=== Given problem 1 ===
Repeat everything in the records from the line containing "- x-axis-tick: [265, 545, 268, 550]" down to the line containing "- category-slot-2026: 2026: [563, 158, 648, 571]", both included, and nothing else.

=== Passage to read ===
The creation of toll-roads had a direct effect upon the landscape as described above but there were also less direct effects. The original motivation for the creation of turnpike trusts was presumably to make a profit although many of the original trustees must have seen the opportunity to improve their own trade through the improved transport. Once the roads had been improved there were secondary effects. Emery[xvii] explains the effects of a new turnpike on Nuneham Courtenay - '…it was decided to turnpike and improve the [London to Oxford road] in 1736, making the place more accessible. The original village stood above the Thames, but in Lord Harcourt's eye its "tumble down clay-built" houses gathered around the green were ripe for demolition. They were pulled down…' Similarly at Middleton Stoney [xviii] 'under the personal direction of Lady Jersey … the village road was extinguished in favour of the Oxford-Brackley turnpike. Such dramatic consequences were widespread as many landlords began to take a new interest in their villages when long distance commuting from London became possible. Improved communications started in the turnpike era, were enhanced by the railways in the nineteenth century and have continued to the present day when many villages are dormitory extensions of the cities.

The opposite consequence can be found where geographic effects - usually steep gradients - routed traffic away from the original turnpikes. The Thorpe-Blythe Bridge turnpike is one instance. The improved gradient on the Swinscoe Hill (Figure 3) meant that traffic and revenue were diverted in 1830. The Ashbourne-Buxton route had already been diverted to avoid Thorpe which was thus left without through traffic to dwindle to a commuter village with little local trade. The sections of turnpike from Thorpe to Calton Moor and Thorpe to New Inns (Figure 3) have been preserved more or less as they were at the end of the turnpike era. Elsewhere the same effect has had more dramatic consequences. At Burford[xix] (Figure 17) the 'new turnpike road to Gloucester bypassing the town to avoid the steep pitches imposed by the site' left the town much as it was in the eighteenth century thus preserving most of the town's original form.

=== Data excerpts ===

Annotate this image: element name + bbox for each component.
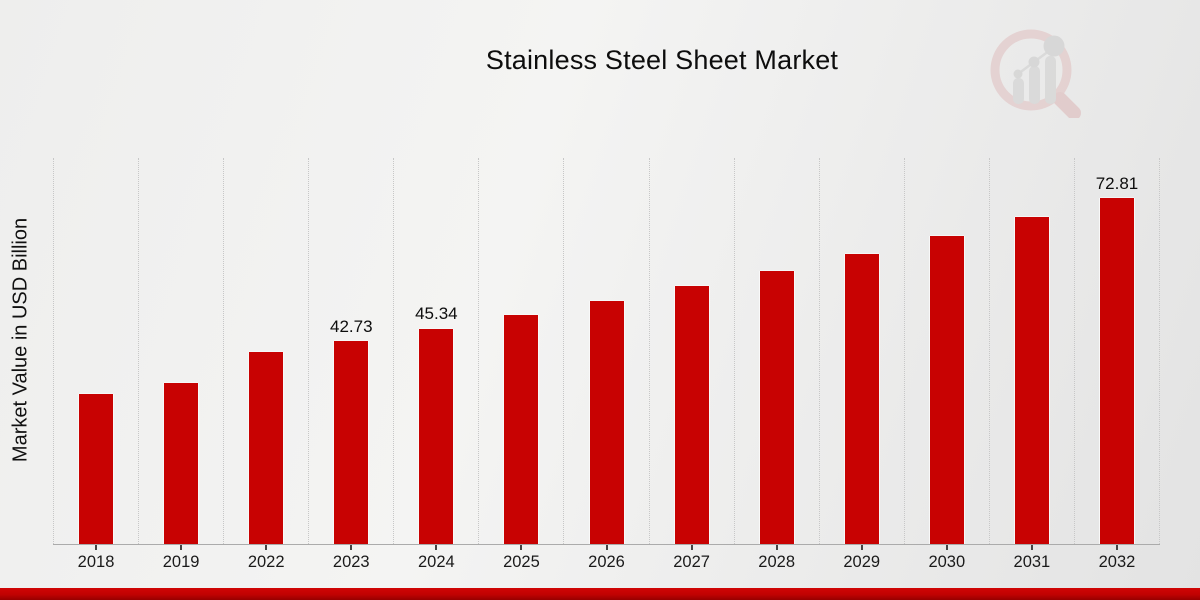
- x-axis-tick: [265, 545, 268, 550]
- x-tick-label-2022: 2022: [247, 553, 285, 571]
- category-slot-2030: 2030: [903, 158, 989, 571]
- bar-2024: [419, 328, 454, 544]
- x-axis-tick: [945, 545, 948, 550]
- category-slot-2026: 2026: [563, 158, 648, 571]
- x-tick-label-2023: 2023: [332, 553, 370, 571]
- bar-2032: [1099, 197, 1134, 544]
- category-slot-2023: 42.73 2023: [308, 158, 393, 571]
- bar-2026: [589, 301, 624, 544]
- category-slot-2031: 2031: [988, 158, 1074, 571]
- category-slot-2024: 45.34 2024: [393, 158, 478, 571]
- plot-area: 2018 2019 2022 42.73 2023 45.34 2024 2025 2026 20…: [53, 158, 1161, 571]
- x-tick-label-2025: 2025: [503, 553, 540, 571]
- x-tick-label-2019: 2019: [162, 553, 200, 571]
- x-axis-tick: [180, 545, 183, 550]
- x-axis-tick: [690, 545, 693, 550]
- x-tick-label-2031: 2031: [1013, 553, 1051, 571]
- x-axis-tick: [95, 545, 98, 550]
- y-axis-label: Market Value in USD Billion: [9, 217, 32, 463]
- category-slot-2029: 2029: [818, 158, 904, 571]
- x-axis-tick: [520, 545, 523, 550]
- bar-2025: [504, 315, 539, 544]
- bar-value-label-2024: 45.34: [415, 304, 458, 324]
- category-slot-2028: 2028: [733, 158, 819, 571]
- x-tick-label-2018: 2018: [77, 553, 115, 571]
- x-tick-label-2024: 2024: [417, 553, 455, 571]
- x-axis-tick: [1030, 545, 1033, 550]
- footer-accent-bar: [0, 588, 1200, 600]
- bar-2019: [164, 382, 199, 544]
- x-tick-label-2027: 2027: [673, 553, 710, 571]
- x-axis-tick: [350, 545, 353, 550]
- x-tick-label-2029: 2029: [843, 553, 881, 571]
- x-axis-tick: [775, 545, 778, 550]
- category-slot-2018: 2018: [53, 158, 138, 571]
- bar-2028: [759, 270, 794, 544]
- chart-title: Stainless Steel Sheet Market: [485, 45, 839, 75]
- x-tick-label-2026: 2026: [588, 553, 625, 571]
- category-slot-2032: 72.81 2032: [1073, 158, 1161, 571]
- x-tick-label-2030: 2030: [928, 553, 966, 571]
- x-tick-label-2032: 2032: [1098, 553, 1136, 571]
- bar-2031: [1014, 217, 1049, 544]
- bar-2018: [79, 393, 114, 544]
- category-slot-2019: 2019: [138, 158, 223, 571]
- bar-2023: [334, 340, 369, 544]
- category-slot-2025: 2025: [478, 158, 563, 571]
- category-slot-2022: 2022: [223, 158, 308, 571]
- bar-value-label-2032: 72.81: [1095, 173, 1139, 193]
- x-tick-label-2028: 2028: [758, 553, 796, 571]
- bar-2029: [844, 254, 879, 544]
- x-axis-tick: [605, 545, 608, 550]
- x-axis-tick: [435, 545, 438, 550]
- bar-value-label-2023: 42.73: [329, 316, 373, 336]
- bar-2027: [674, 285, 709, 544]
- x-axis-tick: [860, 545, 863, 550]
- bar-2022: [249, 352, 284, 544]
- bar-2030: [929, 236, 964, 544]
- magnifier-bar-chart-logo-icon: [990, 29, 1081, 118]
- category-slot-2027: 2027: [648, 158, 734, 571]
- x-axis-tick: [1115, 545, 1118, 550]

=== Given problem 2 ===
List every bracketed note marker in Roman numerals in the passage on turnpike roads.

=== Written solution 1 ===
- x-axis-tick: [265, 545, 268, 550]
- x-tick-label-2022: 2022: [247, 553, 285, 571]
- category-slot-2030: 2030: [903, 158, 989, 571]
- bar-2024: [419, 328, 454, 544]
- x-axis-tick: [945, 545, 948, 550]
- category-slot-2026: 2026: [563, 158, 648, 571]

=== Written solution 2 ===
[xvii], [xviii], [xix]